What to do
Write out each line from the data below that includes the word "remove".

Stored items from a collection
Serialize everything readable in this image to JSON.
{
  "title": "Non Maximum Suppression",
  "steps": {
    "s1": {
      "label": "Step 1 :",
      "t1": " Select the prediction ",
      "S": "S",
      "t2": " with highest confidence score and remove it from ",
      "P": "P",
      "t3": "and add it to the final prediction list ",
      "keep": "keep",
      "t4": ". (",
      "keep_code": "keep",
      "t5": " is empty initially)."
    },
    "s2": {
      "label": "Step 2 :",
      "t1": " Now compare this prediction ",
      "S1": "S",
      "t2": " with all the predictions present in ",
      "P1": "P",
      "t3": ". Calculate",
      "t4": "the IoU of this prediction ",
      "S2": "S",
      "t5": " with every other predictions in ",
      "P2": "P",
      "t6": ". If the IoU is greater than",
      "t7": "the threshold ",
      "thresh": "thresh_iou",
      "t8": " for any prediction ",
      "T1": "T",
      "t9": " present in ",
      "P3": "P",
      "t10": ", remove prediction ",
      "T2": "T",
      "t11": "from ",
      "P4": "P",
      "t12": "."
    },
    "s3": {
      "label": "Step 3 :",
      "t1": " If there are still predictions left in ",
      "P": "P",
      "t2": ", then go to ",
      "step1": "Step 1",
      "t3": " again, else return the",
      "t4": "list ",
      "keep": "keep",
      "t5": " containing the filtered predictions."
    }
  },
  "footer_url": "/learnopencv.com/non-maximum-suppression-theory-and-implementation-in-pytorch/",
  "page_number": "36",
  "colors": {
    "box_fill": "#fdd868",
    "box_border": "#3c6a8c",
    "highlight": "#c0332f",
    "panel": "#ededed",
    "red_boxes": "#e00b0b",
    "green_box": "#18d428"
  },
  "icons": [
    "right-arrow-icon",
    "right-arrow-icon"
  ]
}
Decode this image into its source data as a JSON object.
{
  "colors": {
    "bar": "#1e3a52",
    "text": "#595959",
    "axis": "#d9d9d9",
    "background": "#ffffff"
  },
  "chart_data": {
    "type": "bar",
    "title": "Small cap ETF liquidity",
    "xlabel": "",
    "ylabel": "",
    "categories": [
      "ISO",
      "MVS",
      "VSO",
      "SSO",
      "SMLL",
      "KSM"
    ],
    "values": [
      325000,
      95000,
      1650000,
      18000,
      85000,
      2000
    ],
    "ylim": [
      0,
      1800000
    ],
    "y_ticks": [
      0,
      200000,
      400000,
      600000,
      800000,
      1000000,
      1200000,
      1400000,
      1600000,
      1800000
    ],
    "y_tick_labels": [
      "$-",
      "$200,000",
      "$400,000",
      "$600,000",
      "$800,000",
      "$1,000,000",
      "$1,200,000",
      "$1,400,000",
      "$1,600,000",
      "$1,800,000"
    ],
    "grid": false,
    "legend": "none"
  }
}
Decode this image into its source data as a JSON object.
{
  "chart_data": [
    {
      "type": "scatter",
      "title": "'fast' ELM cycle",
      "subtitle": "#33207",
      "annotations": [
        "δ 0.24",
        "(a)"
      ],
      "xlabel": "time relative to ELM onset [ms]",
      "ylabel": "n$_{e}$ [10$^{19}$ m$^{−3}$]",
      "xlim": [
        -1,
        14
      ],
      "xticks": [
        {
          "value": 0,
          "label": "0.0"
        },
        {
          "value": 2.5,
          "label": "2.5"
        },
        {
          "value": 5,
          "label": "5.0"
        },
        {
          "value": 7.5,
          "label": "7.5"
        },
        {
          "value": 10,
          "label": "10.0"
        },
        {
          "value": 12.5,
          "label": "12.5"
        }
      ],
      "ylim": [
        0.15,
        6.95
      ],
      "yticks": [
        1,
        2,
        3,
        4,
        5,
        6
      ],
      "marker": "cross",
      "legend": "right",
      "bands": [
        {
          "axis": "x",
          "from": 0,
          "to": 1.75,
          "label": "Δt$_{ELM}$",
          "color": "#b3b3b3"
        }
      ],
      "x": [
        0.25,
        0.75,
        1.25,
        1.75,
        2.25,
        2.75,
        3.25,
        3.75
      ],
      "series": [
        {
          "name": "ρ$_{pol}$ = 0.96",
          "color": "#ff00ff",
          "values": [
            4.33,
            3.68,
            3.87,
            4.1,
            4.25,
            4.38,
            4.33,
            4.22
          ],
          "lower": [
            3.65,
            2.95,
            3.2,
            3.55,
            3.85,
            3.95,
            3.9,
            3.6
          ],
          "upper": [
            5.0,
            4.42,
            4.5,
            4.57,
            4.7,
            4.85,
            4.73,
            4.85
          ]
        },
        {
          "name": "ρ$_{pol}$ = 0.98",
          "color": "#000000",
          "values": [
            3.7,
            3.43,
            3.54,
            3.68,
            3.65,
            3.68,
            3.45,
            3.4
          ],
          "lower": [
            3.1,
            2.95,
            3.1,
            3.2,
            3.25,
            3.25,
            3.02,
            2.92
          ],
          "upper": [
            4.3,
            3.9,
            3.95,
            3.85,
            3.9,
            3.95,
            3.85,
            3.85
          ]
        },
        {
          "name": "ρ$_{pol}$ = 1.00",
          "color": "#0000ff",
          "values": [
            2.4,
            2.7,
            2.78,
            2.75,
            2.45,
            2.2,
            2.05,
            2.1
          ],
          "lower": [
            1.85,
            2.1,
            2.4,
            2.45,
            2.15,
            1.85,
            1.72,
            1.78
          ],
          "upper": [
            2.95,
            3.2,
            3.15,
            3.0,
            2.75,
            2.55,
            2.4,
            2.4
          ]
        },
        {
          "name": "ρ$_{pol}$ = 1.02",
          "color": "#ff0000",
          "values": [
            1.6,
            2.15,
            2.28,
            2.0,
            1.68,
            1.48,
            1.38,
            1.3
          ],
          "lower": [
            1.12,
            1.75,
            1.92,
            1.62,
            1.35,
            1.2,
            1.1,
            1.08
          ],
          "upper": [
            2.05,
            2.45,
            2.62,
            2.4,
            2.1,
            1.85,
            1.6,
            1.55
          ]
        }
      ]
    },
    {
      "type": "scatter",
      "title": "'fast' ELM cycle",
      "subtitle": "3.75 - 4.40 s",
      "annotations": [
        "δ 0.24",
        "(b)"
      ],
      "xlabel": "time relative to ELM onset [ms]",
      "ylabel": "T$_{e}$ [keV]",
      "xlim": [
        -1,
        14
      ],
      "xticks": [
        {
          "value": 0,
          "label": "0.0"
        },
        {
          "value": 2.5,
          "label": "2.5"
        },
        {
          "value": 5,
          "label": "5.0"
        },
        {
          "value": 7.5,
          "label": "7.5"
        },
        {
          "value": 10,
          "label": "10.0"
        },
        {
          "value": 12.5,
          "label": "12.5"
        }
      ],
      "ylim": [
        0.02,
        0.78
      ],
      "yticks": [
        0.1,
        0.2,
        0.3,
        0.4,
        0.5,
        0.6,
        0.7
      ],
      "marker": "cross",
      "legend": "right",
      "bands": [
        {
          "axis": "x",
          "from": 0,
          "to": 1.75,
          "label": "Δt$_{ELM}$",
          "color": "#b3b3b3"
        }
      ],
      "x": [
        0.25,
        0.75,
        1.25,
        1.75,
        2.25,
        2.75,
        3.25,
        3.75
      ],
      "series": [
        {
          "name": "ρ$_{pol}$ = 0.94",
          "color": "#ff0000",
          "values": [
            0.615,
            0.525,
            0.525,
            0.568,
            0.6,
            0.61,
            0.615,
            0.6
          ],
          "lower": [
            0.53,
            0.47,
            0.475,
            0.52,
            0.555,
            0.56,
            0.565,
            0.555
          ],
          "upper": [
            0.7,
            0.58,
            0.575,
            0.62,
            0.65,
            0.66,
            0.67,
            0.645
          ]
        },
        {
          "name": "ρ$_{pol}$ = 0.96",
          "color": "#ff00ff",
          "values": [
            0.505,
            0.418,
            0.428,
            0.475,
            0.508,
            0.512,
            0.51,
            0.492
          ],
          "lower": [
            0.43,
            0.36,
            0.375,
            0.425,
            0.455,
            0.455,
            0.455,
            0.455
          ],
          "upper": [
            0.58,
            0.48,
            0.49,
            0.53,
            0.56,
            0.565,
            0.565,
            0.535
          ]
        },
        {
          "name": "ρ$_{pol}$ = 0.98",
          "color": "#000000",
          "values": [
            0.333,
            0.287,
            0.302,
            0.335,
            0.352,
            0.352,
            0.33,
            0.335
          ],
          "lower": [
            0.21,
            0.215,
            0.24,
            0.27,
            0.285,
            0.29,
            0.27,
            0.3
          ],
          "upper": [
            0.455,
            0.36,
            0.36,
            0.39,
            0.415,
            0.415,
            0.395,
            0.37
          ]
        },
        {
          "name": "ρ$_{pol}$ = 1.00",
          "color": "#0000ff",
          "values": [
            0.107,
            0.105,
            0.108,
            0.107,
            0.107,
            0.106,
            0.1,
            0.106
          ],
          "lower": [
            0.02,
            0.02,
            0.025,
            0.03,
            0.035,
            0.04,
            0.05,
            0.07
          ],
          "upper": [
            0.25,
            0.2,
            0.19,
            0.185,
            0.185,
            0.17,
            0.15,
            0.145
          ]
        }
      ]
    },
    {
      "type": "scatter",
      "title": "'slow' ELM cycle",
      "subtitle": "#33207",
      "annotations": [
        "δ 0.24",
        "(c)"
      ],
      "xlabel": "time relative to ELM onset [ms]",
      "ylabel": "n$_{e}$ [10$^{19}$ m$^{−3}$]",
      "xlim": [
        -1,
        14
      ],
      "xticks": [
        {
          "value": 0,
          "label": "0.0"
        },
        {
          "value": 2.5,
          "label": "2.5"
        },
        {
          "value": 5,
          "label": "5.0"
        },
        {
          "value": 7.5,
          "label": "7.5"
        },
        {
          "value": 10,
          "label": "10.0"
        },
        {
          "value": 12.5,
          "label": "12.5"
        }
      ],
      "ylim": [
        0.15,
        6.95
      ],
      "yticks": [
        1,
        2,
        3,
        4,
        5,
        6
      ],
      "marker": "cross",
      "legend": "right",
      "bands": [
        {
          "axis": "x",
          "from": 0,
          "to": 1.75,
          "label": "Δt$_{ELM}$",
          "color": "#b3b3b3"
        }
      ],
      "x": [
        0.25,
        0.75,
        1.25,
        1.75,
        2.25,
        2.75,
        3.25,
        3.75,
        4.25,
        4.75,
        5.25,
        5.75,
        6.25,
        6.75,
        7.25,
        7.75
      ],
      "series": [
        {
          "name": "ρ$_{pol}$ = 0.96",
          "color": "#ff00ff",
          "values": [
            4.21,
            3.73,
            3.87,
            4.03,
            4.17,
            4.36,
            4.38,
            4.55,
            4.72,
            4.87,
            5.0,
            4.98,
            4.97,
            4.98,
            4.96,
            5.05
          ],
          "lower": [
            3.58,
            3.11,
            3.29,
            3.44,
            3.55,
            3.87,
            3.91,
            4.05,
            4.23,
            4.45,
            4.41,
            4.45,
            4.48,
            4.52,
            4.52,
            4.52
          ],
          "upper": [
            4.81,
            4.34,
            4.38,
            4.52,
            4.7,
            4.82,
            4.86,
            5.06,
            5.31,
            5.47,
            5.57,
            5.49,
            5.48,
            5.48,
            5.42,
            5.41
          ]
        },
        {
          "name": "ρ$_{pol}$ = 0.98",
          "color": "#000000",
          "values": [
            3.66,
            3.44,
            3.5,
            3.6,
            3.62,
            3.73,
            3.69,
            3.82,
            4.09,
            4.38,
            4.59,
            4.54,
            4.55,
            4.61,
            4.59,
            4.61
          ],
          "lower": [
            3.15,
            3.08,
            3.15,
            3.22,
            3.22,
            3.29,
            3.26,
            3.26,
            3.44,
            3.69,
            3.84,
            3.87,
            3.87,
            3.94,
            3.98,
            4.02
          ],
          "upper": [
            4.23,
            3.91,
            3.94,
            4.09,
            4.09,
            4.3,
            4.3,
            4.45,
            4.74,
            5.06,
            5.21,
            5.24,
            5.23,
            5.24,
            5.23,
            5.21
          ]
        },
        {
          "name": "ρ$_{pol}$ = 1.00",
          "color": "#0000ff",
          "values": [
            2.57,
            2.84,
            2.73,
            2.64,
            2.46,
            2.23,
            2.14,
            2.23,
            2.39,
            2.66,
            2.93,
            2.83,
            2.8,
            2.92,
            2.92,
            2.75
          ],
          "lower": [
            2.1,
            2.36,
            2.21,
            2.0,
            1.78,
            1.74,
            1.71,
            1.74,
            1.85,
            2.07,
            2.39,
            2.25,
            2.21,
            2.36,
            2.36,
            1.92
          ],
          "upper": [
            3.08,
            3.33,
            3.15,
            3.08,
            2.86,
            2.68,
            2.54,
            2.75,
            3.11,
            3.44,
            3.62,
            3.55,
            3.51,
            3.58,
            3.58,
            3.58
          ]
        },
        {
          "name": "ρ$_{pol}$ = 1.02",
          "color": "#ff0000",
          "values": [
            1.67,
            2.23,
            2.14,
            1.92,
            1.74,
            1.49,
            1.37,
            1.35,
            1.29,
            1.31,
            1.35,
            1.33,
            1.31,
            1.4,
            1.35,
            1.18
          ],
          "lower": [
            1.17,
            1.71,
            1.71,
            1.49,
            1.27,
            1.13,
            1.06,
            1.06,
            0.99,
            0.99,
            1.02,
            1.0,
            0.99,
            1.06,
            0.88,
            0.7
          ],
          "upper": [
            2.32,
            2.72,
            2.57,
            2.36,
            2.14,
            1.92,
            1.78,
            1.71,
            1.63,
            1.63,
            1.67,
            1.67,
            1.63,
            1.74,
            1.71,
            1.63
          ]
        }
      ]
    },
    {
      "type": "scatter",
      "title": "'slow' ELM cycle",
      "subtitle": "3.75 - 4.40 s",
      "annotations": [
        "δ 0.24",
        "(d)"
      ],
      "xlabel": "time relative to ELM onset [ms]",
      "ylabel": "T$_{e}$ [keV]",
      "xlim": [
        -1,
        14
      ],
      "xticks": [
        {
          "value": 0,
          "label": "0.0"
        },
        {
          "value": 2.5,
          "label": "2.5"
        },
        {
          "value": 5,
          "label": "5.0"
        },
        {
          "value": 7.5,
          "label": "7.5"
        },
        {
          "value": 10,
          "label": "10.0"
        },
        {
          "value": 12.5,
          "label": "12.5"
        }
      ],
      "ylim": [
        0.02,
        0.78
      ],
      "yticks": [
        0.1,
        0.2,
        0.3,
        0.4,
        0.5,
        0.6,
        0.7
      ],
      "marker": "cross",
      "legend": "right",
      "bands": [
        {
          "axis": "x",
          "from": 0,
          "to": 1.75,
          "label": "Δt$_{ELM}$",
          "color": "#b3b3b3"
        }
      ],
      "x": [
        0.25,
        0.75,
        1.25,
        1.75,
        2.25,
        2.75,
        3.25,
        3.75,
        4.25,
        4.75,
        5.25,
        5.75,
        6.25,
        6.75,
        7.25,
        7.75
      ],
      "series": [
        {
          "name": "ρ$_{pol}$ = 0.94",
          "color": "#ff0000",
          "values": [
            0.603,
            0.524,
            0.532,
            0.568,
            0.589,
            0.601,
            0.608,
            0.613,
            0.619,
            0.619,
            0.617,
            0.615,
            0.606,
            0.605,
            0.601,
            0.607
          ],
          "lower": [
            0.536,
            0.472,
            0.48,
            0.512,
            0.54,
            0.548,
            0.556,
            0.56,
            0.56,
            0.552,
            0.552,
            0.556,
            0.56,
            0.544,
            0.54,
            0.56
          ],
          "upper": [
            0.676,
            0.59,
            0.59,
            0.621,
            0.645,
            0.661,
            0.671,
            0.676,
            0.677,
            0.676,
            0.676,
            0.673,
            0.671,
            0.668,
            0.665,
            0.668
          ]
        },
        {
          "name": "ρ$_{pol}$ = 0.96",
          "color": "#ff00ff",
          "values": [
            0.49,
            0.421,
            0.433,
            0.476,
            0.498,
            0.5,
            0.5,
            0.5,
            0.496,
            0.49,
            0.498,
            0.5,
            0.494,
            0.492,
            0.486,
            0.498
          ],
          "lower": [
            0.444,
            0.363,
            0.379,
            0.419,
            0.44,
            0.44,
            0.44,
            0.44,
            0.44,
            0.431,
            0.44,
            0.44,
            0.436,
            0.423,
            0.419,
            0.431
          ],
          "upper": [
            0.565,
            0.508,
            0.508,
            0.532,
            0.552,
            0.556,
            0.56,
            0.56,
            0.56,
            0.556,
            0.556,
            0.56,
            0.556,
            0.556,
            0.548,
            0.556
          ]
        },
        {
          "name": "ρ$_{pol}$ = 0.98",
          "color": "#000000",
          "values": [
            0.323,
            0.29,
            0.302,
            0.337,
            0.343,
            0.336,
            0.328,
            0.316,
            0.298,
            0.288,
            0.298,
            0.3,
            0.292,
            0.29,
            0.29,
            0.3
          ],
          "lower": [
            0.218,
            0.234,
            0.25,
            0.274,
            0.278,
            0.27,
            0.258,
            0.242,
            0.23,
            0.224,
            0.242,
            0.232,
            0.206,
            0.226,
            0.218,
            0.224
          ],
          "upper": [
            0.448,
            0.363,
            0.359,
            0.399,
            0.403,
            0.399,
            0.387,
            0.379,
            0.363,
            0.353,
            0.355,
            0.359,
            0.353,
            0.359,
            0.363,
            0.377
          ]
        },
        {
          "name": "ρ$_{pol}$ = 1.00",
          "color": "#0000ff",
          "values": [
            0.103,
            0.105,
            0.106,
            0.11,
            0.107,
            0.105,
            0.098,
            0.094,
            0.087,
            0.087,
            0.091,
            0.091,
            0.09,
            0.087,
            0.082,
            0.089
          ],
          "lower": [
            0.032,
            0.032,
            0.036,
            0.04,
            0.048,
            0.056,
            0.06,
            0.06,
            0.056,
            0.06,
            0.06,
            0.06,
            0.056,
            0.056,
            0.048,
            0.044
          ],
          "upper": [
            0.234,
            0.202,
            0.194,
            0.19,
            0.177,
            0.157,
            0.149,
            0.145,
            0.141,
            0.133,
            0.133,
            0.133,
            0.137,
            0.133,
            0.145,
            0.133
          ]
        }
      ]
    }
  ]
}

Task answer
      "t2": " with highest confidence score and remove it from ",
      "t10": ", remove prediction ",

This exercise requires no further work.